Stored entries
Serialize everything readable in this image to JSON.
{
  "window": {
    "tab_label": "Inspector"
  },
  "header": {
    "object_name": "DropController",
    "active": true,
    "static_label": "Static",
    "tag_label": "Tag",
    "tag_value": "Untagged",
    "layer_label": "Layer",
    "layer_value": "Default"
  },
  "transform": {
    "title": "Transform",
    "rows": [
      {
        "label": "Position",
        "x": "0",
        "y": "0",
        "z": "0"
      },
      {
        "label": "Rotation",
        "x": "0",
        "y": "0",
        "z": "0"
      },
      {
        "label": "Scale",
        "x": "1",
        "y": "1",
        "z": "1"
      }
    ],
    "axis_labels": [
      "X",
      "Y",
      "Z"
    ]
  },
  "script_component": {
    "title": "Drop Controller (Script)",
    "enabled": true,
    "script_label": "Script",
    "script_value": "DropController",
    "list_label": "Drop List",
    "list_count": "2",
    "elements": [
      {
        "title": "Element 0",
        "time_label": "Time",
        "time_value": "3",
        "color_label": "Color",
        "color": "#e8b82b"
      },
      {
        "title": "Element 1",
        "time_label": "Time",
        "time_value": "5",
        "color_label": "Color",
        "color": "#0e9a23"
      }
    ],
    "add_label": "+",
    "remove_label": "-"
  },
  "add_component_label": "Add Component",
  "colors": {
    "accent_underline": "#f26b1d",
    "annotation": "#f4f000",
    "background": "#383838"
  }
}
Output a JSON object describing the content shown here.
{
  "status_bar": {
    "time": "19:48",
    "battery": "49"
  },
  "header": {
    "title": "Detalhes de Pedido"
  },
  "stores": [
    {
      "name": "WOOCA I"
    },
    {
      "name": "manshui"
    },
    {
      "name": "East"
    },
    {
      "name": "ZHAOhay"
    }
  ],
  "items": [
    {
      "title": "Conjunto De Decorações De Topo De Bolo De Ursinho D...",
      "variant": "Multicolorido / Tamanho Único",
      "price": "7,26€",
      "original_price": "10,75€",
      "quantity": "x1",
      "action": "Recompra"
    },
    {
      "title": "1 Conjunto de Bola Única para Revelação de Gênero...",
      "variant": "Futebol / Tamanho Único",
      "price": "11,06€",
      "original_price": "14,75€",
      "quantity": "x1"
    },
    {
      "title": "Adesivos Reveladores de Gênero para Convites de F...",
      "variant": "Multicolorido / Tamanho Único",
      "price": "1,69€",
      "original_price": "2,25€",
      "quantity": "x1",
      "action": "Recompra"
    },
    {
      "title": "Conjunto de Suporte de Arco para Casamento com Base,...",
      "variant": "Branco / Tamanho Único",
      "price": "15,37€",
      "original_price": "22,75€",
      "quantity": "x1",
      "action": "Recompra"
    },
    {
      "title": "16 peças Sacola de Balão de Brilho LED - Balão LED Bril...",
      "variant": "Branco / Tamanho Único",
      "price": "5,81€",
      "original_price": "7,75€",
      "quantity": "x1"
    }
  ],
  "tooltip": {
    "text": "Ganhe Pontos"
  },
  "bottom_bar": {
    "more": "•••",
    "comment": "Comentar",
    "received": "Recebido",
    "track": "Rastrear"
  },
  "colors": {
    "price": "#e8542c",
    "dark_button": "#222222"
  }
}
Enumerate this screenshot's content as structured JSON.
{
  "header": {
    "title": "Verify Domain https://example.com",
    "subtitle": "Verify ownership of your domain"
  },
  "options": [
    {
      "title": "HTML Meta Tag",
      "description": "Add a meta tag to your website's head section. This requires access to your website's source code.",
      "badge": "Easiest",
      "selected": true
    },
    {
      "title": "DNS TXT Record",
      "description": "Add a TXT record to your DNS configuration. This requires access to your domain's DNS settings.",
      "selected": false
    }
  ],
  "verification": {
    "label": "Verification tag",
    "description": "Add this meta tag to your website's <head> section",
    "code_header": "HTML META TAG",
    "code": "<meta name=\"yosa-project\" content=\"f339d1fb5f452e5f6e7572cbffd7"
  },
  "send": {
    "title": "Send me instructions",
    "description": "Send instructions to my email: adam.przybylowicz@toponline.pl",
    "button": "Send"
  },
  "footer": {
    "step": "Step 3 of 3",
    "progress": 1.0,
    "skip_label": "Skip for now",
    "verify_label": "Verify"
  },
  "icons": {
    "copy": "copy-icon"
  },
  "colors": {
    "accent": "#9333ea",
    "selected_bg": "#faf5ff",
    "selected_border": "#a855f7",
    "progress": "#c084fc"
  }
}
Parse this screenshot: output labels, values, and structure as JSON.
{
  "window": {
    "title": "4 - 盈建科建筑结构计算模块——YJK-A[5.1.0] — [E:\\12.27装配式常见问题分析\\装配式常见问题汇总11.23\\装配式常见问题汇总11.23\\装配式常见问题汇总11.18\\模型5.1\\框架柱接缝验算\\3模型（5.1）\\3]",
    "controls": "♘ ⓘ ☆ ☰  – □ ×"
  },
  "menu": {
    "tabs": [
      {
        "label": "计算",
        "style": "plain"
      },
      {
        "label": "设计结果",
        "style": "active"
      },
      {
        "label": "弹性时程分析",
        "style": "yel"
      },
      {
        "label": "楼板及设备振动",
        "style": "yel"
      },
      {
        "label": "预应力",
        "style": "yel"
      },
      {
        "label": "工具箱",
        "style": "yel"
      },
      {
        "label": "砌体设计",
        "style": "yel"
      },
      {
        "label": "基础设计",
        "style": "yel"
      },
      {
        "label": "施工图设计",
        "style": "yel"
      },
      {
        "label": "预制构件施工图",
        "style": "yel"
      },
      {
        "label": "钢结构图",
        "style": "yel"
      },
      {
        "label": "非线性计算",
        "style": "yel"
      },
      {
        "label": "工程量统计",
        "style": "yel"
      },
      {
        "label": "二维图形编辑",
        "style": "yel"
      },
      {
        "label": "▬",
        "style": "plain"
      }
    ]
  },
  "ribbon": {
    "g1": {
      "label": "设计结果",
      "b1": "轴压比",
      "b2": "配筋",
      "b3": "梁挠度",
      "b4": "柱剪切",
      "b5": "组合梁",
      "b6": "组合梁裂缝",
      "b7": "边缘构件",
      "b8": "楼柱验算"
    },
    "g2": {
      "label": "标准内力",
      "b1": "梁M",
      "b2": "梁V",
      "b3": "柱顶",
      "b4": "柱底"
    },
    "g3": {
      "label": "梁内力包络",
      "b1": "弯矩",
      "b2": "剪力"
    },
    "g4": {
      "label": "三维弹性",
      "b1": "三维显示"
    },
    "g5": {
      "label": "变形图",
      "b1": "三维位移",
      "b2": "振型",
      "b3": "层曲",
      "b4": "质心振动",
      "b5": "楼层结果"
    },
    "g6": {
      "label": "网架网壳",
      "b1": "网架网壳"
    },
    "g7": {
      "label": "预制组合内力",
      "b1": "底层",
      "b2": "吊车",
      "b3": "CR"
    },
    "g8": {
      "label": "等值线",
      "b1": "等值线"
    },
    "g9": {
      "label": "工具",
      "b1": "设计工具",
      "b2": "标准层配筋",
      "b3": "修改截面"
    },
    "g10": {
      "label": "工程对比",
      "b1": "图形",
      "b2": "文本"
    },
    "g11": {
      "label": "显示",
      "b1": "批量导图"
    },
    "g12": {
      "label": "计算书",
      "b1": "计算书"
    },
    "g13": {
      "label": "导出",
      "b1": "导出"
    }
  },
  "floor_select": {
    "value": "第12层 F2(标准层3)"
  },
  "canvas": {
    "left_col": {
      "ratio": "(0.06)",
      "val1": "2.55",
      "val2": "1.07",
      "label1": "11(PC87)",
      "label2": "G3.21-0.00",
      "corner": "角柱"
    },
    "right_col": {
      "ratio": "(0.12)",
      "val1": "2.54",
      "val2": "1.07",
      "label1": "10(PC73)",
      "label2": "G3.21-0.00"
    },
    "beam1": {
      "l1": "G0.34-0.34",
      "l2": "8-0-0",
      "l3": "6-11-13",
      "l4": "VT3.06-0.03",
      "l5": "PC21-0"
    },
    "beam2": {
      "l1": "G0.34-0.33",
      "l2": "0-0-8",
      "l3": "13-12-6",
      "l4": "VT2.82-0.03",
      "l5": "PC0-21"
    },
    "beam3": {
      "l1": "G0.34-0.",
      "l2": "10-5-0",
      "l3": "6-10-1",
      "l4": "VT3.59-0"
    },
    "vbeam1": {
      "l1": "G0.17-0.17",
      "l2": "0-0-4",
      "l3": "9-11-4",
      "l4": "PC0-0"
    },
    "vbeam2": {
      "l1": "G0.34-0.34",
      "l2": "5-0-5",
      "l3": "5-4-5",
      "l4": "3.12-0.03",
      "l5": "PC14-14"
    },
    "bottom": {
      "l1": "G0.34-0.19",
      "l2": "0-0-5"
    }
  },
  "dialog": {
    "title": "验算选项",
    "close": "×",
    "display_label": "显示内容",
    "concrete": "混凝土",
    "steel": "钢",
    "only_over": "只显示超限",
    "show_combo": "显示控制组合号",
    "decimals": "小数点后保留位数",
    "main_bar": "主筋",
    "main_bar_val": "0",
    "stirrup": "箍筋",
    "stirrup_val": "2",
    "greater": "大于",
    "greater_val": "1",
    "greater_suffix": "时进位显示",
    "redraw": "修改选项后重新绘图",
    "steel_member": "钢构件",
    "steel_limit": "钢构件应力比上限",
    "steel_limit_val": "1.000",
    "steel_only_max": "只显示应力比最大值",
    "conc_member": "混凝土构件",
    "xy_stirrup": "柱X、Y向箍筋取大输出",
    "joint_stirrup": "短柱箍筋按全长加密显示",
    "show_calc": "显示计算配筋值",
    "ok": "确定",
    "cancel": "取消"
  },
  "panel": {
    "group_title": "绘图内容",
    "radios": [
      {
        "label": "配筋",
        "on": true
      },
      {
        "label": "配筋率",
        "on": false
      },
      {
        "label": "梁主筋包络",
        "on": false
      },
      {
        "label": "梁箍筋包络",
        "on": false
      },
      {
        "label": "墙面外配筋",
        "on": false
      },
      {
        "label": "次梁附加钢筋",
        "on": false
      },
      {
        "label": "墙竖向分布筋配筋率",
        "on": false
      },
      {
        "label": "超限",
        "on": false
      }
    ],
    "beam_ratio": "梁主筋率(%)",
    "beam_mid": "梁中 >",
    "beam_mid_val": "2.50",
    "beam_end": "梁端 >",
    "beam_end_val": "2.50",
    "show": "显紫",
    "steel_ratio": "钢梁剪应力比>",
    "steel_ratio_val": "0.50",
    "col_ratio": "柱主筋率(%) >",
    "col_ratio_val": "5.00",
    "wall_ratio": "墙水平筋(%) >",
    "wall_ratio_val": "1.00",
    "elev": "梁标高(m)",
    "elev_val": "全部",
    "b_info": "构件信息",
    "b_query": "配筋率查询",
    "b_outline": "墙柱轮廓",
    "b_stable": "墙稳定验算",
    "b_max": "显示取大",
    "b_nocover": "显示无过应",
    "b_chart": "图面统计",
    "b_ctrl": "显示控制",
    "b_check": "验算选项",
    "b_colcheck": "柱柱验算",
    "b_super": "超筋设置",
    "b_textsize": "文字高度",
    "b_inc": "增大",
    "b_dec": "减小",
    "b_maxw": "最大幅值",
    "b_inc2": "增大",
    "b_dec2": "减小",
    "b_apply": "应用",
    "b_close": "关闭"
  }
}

#### The problem
Find the string "website" in the entries above and return each line that holds it.

#### Solved problem
      "description": "Add a meta tag to your website's head section. This requires access to your website's source code.",
    "description": "Add this meta tag to your website's <head> section",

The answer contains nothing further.